Le mythe du Bund et son utilisation anarchiste
Submitted by Anonyme (non vérifié)Dans le document nantais critiquant Dieudonné cité dans l'article Interdiction de Dieudonné à Nantes ? Hourra !, on retrouve mis en avant par « l'action antifasciste de Nantes » l'utilisation du « Bund ».
Il y a lieu de parler, car il est typique de l'antisémitisme anarchiste d'utiliser l'argument du « Bund ». On trouve de temps en temps, sortant de nulle part, des références anarchistes au « Bund ». Pourquoi ?
Le Bund a été une organisation nationaliste juive existant en Lituanie, de Pologne et de Russie ; son nom en tant que tel fut « Algemeyner Yidisher Arbeter Bund in Lite, Poyln un Rusland » (Union générale des travailleurs juifs de Lituanie, de Pologne et de Russie).
C'était une organisation se revendiquant socialiste, mais dans un esprit anti-universaliste. Le Bund rejetait ainsi l'unification des masses juives avec les autres masses, prônant l'autonomie culturelle et juridique.
Le Bund prônait ainsi un sionisme mais « local », un regroupement national de type identitaire, sur la base de la langue yiddish.
C'est une démarche totalement petite-bourgeois qui plaît aux anarchistes, et comme en plus le Bund s'est opposé aux bolcheviks et à la révolution d'Octobre, cela leur plaît d'autant plus.
C'est une démarche antisémite, car niant que les personnes juives peuvent aller à l'universel. Elles devraient se cantonner à leur ghetto. Voilà pourquoi les anarchistes ne parlent jamais des personnes juives, et les très rares fois où ils sont obligées politiquement de le faire, ils utilisent le « Bund » pour masquer leur antisémitisme.
Donc, dans son document, au lieu d'appeler à la défense, de manière militarisée s'il le faut, des personnes juives, « l'action antifasciste de Nantes » utilise l'argument du « Bund ».
L'antisémitisme a toujours son « bon juif » : ici c'est le Bund. On lit donc :
« Les victimes de la Shoah dont se moque Dieudonné étaient bien souvent des juifs Polonais ou Russes du mouvement socialiste du Bund opposés au sionisme. »
Cela est typiquement antisémite à la française : on ne connaît rien à la Shoah, mais on se permet de remarques à l'emporte-pièce, et on utilise le Bund comme argument.
Remarques déjà maladroites dans la formulation, car quand on lit la phrase on peut penser que les masses juives assassinées auraient mérité leur sort si elles étaient sionistes.
Mais regardons ce que signifie ce « bien souvent ». « Bien souvent », dans cette phrase, signifie que ne constituerait pas un argument antinazi les 450 000 personnes juives hongroises assassinées, les 900 000 personnes juives ukrainiennes assassinées, les 340 000 personnes juives roumaines assassinées...

__Données fournies__:
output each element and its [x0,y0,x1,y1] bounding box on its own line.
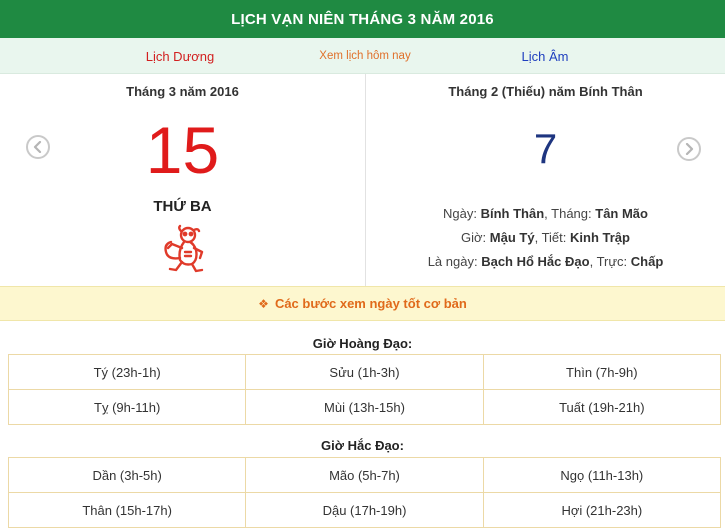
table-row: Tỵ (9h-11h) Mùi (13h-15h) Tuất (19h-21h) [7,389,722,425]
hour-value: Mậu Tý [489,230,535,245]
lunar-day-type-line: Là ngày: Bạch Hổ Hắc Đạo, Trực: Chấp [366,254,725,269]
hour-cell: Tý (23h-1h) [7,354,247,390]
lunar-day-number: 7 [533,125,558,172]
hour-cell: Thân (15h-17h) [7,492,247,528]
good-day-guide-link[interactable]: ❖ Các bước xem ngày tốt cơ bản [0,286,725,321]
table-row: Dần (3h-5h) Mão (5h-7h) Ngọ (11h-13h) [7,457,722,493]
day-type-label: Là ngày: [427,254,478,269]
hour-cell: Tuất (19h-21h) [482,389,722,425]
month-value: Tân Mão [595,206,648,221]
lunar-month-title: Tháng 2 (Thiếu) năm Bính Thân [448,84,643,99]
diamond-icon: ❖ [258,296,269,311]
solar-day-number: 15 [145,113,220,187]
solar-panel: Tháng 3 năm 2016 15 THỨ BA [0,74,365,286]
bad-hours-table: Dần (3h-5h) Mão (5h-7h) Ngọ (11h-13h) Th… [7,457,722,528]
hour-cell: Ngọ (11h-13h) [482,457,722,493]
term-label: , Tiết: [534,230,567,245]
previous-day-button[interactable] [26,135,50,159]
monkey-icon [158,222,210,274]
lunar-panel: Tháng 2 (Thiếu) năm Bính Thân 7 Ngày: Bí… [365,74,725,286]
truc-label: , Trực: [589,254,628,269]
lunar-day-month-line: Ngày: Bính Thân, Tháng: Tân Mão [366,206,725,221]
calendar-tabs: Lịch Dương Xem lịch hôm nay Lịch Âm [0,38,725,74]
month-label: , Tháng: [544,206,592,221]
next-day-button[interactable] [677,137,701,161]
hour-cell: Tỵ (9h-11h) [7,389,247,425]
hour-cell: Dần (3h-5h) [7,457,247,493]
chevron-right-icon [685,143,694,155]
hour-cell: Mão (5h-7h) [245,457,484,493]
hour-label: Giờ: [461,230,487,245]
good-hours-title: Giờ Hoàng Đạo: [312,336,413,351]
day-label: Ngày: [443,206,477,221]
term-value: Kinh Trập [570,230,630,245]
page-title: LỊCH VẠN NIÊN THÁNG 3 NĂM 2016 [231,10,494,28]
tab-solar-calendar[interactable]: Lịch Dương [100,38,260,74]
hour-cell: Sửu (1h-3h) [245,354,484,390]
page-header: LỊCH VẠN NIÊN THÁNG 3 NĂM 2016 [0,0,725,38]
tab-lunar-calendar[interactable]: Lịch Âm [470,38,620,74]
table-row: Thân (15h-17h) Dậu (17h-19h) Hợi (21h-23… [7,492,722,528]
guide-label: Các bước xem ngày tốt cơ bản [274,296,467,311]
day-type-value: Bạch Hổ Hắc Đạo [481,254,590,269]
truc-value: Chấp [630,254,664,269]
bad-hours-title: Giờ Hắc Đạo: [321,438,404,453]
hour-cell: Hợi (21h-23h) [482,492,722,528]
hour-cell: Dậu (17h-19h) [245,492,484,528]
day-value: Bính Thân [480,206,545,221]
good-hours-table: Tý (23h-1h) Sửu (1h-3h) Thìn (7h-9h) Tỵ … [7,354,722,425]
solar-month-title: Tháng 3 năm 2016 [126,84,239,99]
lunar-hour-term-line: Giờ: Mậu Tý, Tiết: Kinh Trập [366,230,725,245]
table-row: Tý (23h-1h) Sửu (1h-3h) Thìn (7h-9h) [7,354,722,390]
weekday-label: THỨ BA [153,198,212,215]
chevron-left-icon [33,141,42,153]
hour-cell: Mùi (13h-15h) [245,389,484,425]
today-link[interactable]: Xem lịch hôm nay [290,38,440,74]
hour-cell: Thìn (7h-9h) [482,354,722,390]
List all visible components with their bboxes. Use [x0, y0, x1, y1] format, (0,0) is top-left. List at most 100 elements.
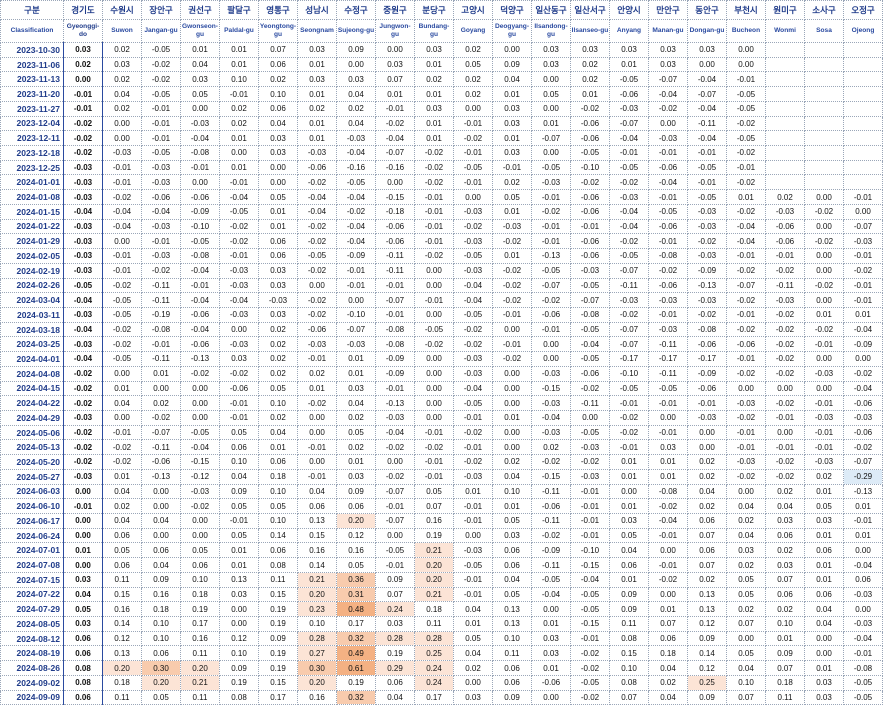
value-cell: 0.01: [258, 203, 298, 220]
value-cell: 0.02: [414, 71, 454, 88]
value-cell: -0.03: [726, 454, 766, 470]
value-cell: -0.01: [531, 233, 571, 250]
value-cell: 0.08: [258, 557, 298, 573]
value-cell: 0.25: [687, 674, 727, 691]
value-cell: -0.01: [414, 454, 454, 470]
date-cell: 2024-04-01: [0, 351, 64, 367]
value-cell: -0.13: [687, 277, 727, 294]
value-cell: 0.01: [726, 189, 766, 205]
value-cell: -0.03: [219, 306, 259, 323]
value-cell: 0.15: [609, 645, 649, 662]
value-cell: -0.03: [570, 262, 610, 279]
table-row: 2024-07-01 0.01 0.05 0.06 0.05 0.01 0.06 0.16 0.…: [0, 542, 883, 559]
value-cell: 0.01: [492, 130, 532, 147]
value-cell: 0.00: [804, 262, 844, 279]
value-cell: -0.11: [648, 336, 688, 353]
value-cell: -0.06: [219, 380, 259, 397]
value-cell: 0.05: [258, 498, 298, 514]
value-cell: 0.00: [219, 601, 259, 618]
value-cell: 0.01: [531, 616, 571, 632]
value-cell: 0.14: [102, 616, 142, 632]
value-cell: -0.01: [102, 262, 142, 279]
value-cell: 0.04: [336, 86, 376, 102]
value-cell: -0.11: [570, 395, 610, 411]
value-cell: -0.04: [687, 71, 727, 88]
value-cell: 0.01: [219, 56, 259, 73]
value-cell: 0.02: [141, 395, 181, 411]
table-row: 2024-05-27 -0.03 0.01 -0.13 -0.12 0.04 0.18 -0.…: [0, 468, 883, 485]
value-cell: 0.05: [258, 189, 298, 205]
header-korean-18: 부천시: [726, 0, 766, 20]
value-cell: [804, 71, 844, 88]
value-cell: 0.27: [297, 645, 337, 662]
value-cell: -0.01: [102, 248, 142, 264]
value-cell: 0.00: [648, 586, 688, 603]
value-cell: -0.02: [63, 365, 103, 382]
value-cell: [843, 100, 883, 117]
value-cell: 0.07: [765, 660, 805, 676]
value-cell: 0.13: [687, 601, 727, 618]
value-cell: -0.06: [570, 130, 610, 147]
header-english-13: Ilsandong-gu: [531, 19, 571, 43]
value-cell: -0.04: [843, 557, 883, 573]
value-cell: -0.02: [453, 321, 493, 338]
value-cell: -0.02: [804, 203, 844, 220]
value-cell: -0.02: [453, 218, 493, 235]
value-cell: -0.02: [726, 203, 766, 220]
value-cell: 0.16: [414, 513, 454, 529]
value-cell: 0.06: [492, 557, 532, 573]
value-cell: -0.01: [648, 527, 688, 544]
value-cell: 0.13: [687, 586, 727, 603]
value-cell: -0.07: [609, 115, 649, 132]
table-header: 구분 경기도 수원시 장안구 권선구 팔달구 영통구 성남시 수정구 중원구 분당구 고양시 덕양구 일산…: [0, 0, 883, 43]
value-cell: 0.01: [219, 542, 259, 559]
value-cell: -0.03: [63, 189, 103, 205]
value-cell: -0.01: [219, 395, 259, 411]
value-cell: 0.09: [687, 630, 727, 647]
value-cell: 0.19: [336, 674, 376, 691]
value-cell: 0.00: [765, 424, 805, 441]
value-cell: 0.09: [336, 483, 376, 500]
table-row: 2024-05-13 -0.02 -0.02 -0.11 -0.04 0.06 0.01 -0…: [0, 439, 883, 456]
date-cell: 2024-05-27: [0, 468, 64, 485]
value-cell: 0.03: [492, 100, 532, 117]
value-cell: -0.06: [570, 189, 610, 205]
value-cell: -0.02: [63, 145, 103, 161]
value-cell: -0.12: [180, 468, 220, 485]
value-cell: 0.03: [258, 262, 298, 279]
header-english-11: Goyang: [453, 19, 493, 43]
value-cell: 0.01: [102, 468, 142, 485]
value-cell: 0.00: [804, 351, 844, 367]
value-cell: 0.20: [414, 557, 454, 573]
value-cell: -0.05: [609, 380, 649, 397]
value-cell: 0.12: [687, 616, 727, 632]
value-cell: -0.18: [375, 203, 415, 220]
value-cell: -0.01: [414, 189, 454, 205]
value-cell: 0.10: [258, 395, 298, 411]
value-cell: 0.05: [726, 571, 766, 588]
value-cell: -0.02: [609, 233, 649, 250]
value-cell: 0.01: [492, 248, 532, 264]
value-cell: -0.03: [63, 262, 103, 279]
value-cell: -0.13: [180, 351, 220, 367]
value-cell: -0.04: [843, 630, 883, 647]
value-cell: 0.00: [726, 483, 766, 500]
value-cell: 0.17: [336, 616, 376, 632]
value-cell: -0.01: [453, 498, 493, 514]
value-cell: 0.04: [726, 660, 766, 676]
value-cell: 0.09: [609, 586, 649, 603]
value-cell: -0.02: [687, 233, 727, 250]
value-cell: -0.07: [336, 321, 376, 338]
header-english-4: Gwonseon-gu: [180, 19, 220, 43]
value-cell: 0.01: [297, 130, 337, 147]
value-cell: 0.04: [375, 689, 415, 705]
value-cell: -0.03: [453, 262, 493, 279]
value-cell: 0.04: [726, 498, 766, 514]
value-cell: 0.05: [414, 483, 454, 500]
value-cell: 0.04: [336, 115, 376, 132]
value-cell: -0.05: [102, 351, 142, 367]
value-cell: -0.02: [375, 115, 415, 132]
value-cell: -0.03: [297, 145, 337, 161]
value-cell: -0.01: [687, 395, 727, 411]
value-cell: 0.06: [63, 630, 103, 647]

__Problèmes à résoudre__:
a) D'après le texte sur le mythe du Bund, sur quelle langue reposait le regroupement national que prônait le Bund ?
b) Reprenez le texte sur le mythe du Bund juste après sa dernière phrase et poursuivez-le.

__Réponses par tâche__:
a) Sur la langue yiddish.

b)
Seules les personnes juives russes et polonaises constitueraient un argument car elles seraient, « bien souvent » liées au Bund.
Et peu importe si en fait sur 6 millions de personnes il y a 107 000 personnes juives russes qui ont été tuées : il faut placer le Bund au centre, et justement comme 3 millions de personnes juives polonaises ont été assassinées, l'argument est censé passer.
Sauf que bien entendu cela relève du mythe politique que de dire que les victimes de la Shoah seraient « bien souvent » des gens du Bund.
En Russie, le Bund n'existe plus dès les premières années de la révolution russe, interdit par le pouvoir soviétique, qui reconnaissait la nationalité juive mais jamais le séparatisme.
22 ans après la révolution russe, en 1939 donc, le Bund n'existe plus en Russie soviétique.
Et si l'on prend la Pologne, le Bund n'a jamais représenté la majorité des personnes juives. Il faut tout le fantasme de l'antifascisme petit-bourgeois de 2013 pour penser qu'en 1938 les masses juives étaient organisées dans le Bund !
En 1920, le quart des bundistes rejoignent le camp de l'Internationale Communiste en devenant le « kombund » et donc rejoignent le Parti Communiste de Pologne en 1922.
En 1930, le Bund avait eu moins de 70 000 voix aux élections parlementaires polonaises. Le seul succès du Bund fut, aux élections municipales de 1938-1939 et en alliance avec le Parti Socialiste (donc contre les communistes), d'obtenir la majorité dans le tiers de 89 villes à majorité juive.
En 1939, le Bund a cependant 20 000 membres... Et il n'existe que comme outil pour le Parti Socialiste pour contrer les communistes, selon une stratégie formulée par le boucher contre-révolutionnaire Józef Piłsudski...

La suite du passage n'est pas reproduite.